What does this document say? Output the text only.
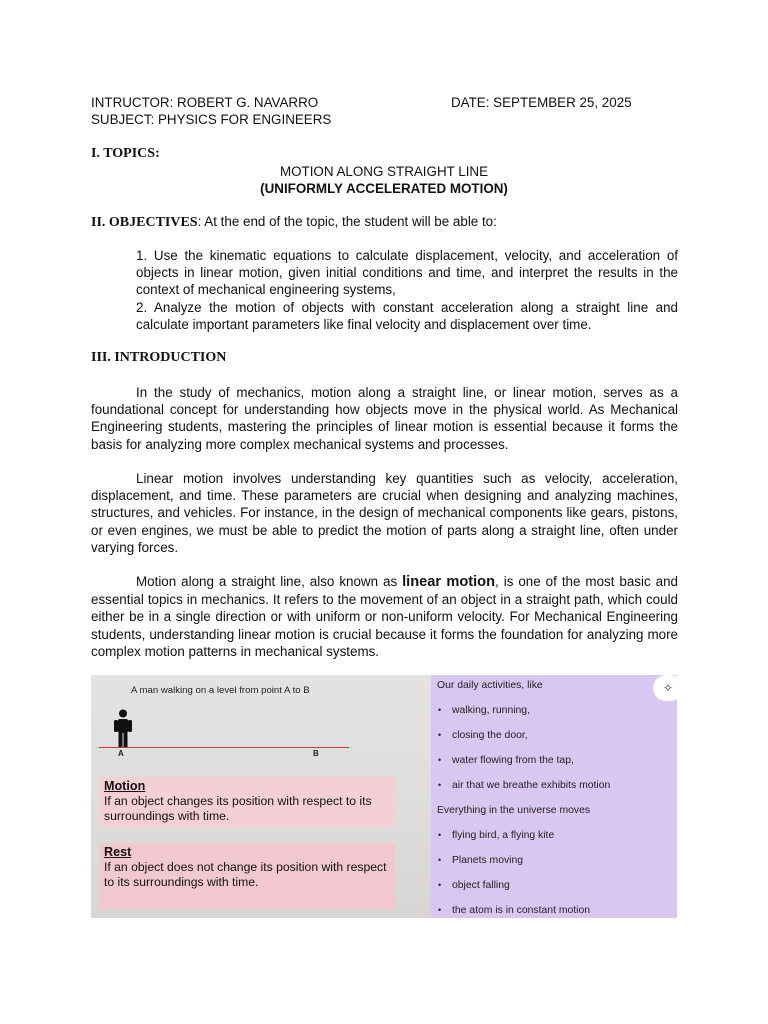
INTRUCTOR: ROBERT G. NAVARRO	DATE: SEPTEMBER 25, 2025
SUBJECT: PHYSICS FOR ENGINEERS
I. TOPICS:
MOTION ALONG STRAIGHT LINE
(UNIFORMLY ACCELERATED MOTION)
II. OBJECTIVES: At the end of the topic, the student will be able to:
1. Use the kinematic equations to calculate displacement, velocity, and acceleration of objects in linear motion, given initial conditions and time, and interpret the results in the context of mechanical engineering systems,
2. Analyze the motion of objects with constant acceleration along a straight line and calculate important parameters like final velocity and displacement over time.
III. INTRODUCTION
In the study of mechanics, motion along a straight line, or linear motion, serves as a foundational concept for understanding how objects move in the physical world. As Mechanical Engineering students, mastering the principles of linear motion is essential because it forms the basis for analyzing more complex mechanical systems and processes.
Linear motion involves understanding key quantities such as velocity, acceleration, displacement, and time. These parameters are crucial when designing and analyzing machines, structures, and vehicles. For instance, in the design of mechanical components like gears, pistons, or even engines, we must be able to predict the motion of parts along a straight line, often under varying forces.
Motion along a straight line, also known as linear motion, is one of the most basic and essential topics in mechanics. It refers to the movement of an object in a straight path, which could either be in a single direction or with uniform or non-uniform velocity. For Mechanical Engineering students, understanding linear motion is crucial because it forms the foundation for analyzing more complex motion patterns in mechanical systems.
A man walking on a level from point A to B
A	B
Motion
If an object changes its position with respect to its surroundings with time.
Rest
If an object does not change its position with respect to its surroundings with time.
✧
Our daily activities, like
• walking, running,
• closing the door,
• water flowing from the tap,
• air that we breathe exhibits motion
Everything in the universe moves
• flying bird, a flying kite
• Planets moving
• object falling
• the atom is in constant motion
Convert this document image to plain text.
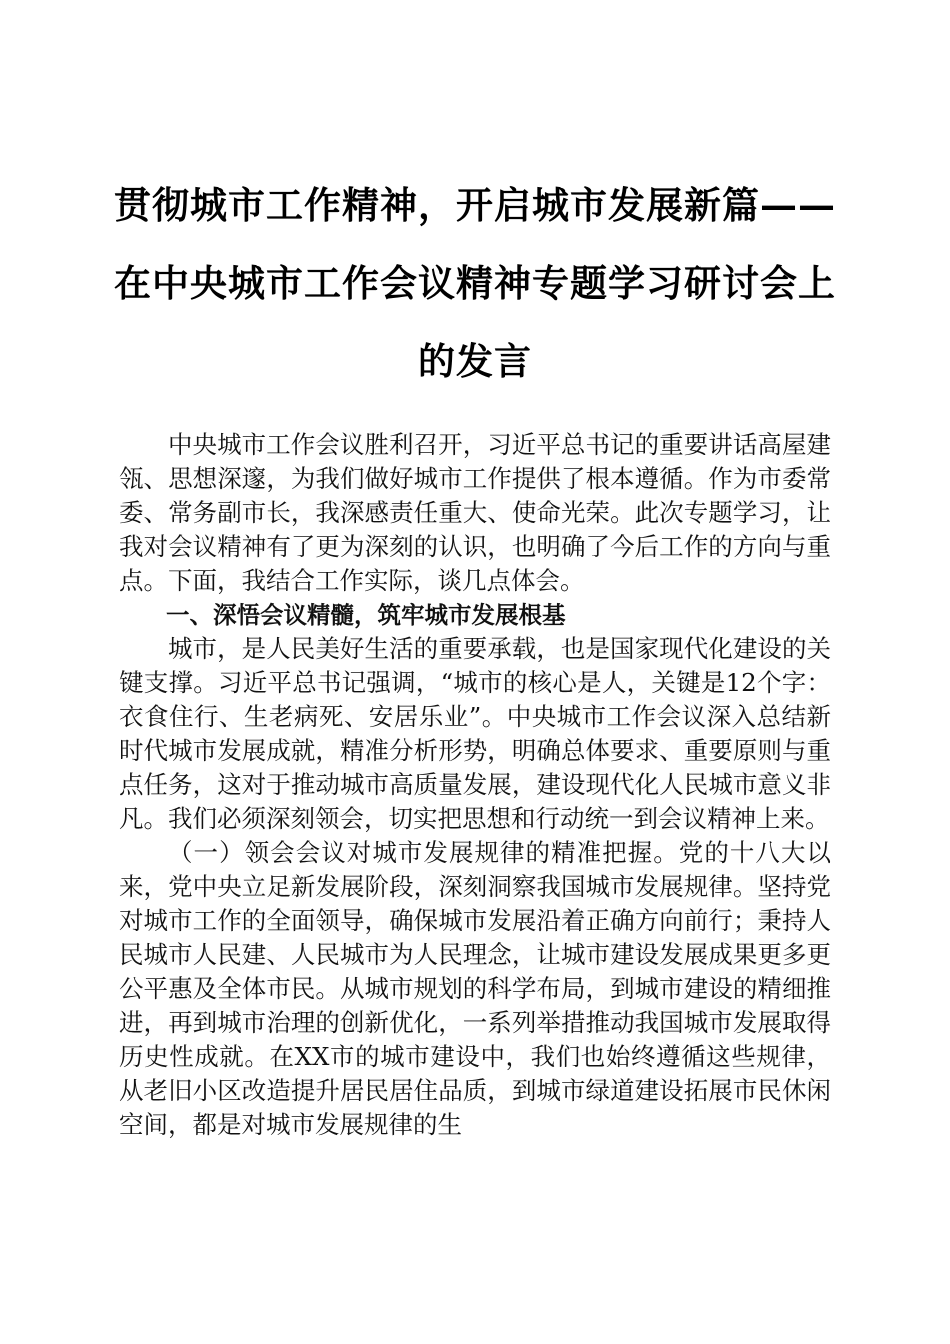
贯彻城市工作精神，开启城市发展新篇——在中央城市工作会议精神专题学习研讨会上的发言

中央城市工作会议胜利召开，习近平总书记的重要讲话高屋建瓴、思想深邃，为我们做好城市工作提供了根本遵循。作为市委常委、常务副市长，我深感责任重大、使命光荣。此次专题学习，让我对会议精神有了更为深刻的认识，也明确了今后工作的方向与重点。下面，我结合工作实际，谈几点体会。

一、深悟会议精髓，筑牢城市发展根基

城市，是人民美好生活的重要承载，也是国家现代化建设的关键支撑。习近平总书记强调，“城市的核心是人，关键是12个字：衣食住行、生老病死、安居乐业”。中央城市工作会议深入总结新时代城市发展成就，精准分析形势，明确总体要求、重要原则与重点任务，这对于推动城市高质量发展，建设现代化人民城市意义非凡。我们必须深刻领会，切实把思想和行动统一到会议精神上来。

（一）领会会议对城市发展规律的精准把握。党的十八大以来，党中央立足新发展阶段，深刻洞察我国城市发展规律。坚持党对城市工作的全面领导，确保城市发展沿着正确方向前行；秉持人民城市人民建、人民城市为人民理念，让城市建设发展成果更多更公平惠及全体市民。从城市规划的科学布局，到城市建设的精细推进，再到城市治理的创新优化，一系列举措推动我国城市发展取得历史性成就。在XX市的城市建设中，我们也始终遵循这些规律，从老旧小区改造提升居民居住品质，到城市绿道建设拓展市民休闲空间，都是对城市发展规律的生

THE EXERCISE:
Return all lines with the word "forms" in them.

THE REPLY:
In the study of mechanics, motion along a straight line, or linear motion, serves as a foundational concept for understanding how objects move in the physical world. As Mechanical Engineering students, mastering the principles of linear motion is essential because it forms the basis for analyzing more complex mechanical systems and processes.
Motion along a straight line, also known as linear motion, is one of the most basic and essential topics in mechanics. It refers to the movement of an object in a straight path, which could either be in a single direction or with uniform or non-uniform velocity. For Mechanical Engineering students, understanding linear motion is crucial because it forms the foundation for analyzing more complex motion patterns in mechanical systems.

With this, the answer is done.